*OBJECTIVE*. Arrange the lines below as a numbered list, leaving out any blank lines.
***** DATA SUPPLIED
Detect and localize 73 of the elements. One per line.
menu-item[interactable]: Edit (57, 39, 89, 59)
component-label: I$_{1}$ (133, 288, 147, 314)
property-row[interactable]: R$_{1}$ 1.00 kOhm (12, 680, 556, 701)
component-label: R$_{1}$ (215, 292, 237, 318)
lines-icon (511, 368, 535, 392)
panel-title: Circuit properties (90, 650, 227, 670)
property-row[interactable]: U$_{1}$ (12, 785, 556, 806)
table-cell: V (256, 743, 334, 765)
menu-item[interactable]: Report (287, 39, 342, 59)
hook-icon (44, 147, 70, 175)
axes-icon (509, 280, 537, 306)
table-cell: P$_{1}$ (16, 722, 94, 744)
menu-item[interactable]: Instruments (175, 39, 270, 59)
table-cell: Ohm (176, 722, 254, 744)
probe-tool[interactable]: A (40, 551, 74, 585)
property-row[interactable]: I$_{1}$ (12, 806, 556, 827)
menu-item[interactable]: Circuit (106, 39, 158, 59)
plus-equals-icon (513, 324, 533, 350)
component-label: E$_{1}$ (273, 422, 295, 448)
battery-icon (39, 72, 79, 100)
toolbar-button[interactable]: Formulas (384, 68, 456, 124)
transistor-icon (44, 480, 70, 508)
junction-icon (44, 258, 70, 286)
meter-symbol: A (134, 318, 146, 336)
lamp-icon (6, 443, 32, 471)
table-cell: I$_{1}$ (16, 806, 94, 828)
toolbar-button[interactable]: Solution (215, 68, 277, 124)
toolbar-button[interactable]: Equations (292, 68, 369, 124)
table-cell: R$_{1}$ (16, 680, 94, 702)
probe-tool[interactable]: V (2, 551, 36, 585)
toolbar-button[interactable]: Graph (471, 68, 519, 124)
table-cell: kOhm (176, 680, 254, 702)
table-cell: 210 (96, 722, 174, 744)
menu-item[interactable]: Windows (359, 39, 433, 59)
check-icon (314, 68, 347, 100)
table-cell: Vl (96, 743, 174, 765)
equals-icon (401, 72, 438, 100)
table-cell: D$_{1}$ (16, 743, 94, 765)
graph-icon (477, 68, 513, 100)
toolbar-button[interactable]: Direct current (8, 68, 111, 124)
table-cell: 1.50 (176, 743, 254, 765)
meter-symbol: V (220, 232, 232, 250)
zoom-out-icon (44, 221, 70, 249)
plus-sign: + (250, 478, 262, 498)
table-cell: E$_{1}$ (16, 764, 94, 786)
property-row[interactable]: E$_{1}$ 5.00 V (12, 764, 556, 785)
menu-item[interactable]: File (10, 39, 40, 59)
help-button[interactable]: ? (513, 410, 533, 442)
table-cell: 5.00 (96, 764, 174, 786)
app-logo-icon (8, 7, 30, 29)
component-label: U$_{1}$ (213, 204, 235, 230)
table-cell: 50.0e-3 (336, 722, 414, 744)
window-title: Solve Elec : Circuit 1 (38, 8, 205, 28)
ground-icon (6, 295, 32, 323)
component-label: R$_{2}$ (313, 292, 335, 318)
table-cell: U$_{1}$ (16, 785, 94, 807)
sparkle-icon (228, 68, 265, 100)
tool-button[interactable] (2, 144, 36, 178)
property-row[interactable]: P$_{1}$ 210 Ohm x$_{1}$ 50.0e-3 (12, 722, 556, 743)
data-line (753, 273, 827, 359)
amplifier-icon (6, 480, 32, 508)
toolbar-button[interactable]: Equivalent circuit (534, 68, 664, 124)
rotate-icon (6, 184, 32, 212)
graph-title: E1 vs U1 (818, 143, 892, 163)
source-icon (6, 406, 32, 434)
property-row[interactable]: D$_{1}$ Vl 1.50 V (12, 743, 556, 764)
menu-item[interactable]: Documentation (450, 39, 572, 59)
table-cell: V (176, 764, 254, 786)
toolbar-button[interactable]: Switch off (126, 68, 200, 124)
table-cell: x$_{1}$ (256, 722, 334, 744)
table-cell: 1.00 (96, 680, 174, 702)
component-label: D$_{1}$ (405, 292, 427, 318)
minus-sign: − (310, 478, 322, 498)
**********
*REPLY TO THE TASK*.
1. Detect and localize 73 of the elements. One per line.
2. menu-item[interactable]: Edit (57, 39, 89, 59)
3. component-label: I$_{1}$ (133, 288, 147, 314)
4. property-row[interactable]: R$_{1}$ 1.00 kOhm (12, 680, 556, 701)
5. component-label: R$_{1}$ (215, 292, 237, 318)
6. lines-icon (511, 368, 535, 392)
7. panel-title: Circuit properties (90, 650, 227, 670)
8. property-row[interactable]: U$_{1}$ (12, 785, 556, 806)
9. table-cell: V (256, 743, 334, 765)
10. menu-item[interactable]: Report (287, 39, 342, 59)
11. hook-icon (44, 147, 70, 175)
12. axes-icon (509, 280, 537, 306)
13. table-cell: P$_{1}$ (16, 722, 94, 744)
14. menu-item[interactable]: Instruments (175, 39, 270, 59)
15. table-cell: Ohm (176, 722, 254, 744)
16. probe-tool[interactable]: A (40, 551, 74, 585)
17. property-row[interactable]: I$_{1}$ (12, 806, 556, 827)
18. menu-item[interactable]: Circuit (106, 39, 158, 59)
19. plus-equals-icon (513, 324, 533, 350)
20. component-label: E$_{1}$ (273, 422, 295, 448)
21. battery-icon (39, 72, 79, 100)
22. toolbar-button[interactable]: Formulas (384, 68, 456, 124)
23. transistor-icon (44, 480, 70, 508)
24. junction-icon (44, 258, 70, 286)
25. meter-symbol: A (134, 318, 146, 336)
26. lamp-icon (6, 443, 32, 471)
27. table-cell: I$_{1}$ (16, 806, 94, 828)
28. toolbar-button[interactable]: Solution (215, 68, 277, 124)
29. toolbar-button[interactable]: Equations (292, 68, 369, 124)
30. table-cell: R$_{1}$ (16, 680, 94, 702)
31. probe-tool[interactable]: V (2, 551, 36, 585)
32. toolbar-button[interactable]: Graph (471, 68, 519, 124)
33. table-cell: kOhm (176, 680, 254, 702)
34. table-cell: 210 (96, 722, 174, 744)
35. menu-item[interactable]: Windows (359, 39, 433, 59)
36. check-icon (314, 68, 347, 100)
37. table-cell: Vl (96, 743, 174, 765)
38. equals-icon (401, 72, 438, 100)
39. table-cell: D$_{1}$ (16, 743, 94, 765)
40. graph-icon (477, 68, 513, 100)
41. toolbar-button[interactable]: Direct current (8, 68, 111, 124)
42. table-cell: 1.50 (176, 743, 254, 765)
43. meter-symbol: V (220, 232, 232, 250)
44. zoom-out-icon (44, 221, 70, 249)
45. plus-sign: + (250, 478, 262, 498)
46. table-cell: E$_{1}$ (16, 764, 94, 786)
47. property-row[interactable]: E$_{1}$ 5.00 V (12, 764, 556, 785)
48. menu-item[interactable]: File (10, 39, 40, 59)
49. help-button[interactable]: ? (513, 410, 533, 442)
50. table-cell: 5.00 (96, 764, 174, 786)
51. app-logo-icon (8, 7, 30, 29)
52. component-label: U$_{1}$ (213, 204, 235, 230)
53. table-cell: 50.0e-3 (336, 722, 414, 744)
54. window-title: Solve Elec : Circuit 1 (38, 8, 205, 28)
55. ground-icon (6, 295, 32, 323)
56. component-label: R$_{2}$ (313, 292, 335, 318)
57. table-cell: U$_{1}$ (16, 785, 94, 807)
58. sparkle-icon (228, 68, 265, 100)
59. tool-button[interactable] (2, 144, 36, 178)
60. property-row[interactable]: P$_{1}$ 210 Ohm x$_{1}$ 50.0e-3 (12, 722, 556, 743)
61. data-line (753, 273, 827, 359)
62. amplifier-icon (6, 480, 32, 508)
63. toolbar-button[interactable]: Equivalent circuit (534, 68, 664, 124)
64. rotate-icon (6, 184, 32, 212)
65. graph-title: E1 vs U1 (818, 143, 892, 163)
66. source-icon (6, 406, 32, 434)
67. property-row[interactable]: D$_{1}$ Vl 1.50 V (12, 743, 556, 764)
68. menu-item[interactable]: Documentation (450, 39, 572, 59)
69. table-cell: V (176, 764, 254, 786)
70. toolbar-button[interactable]: Switch off (126, 68, 200, 124)
71. table-cell: x$_{1}$ (256, 722, 334, 744)
72. table-cell: 1.00 (96, 680, 174, 702)
73. component-label: D$_{1}$ (405, 292, 427, 318)
74. minus-sign: − (310, 478, 322, 498)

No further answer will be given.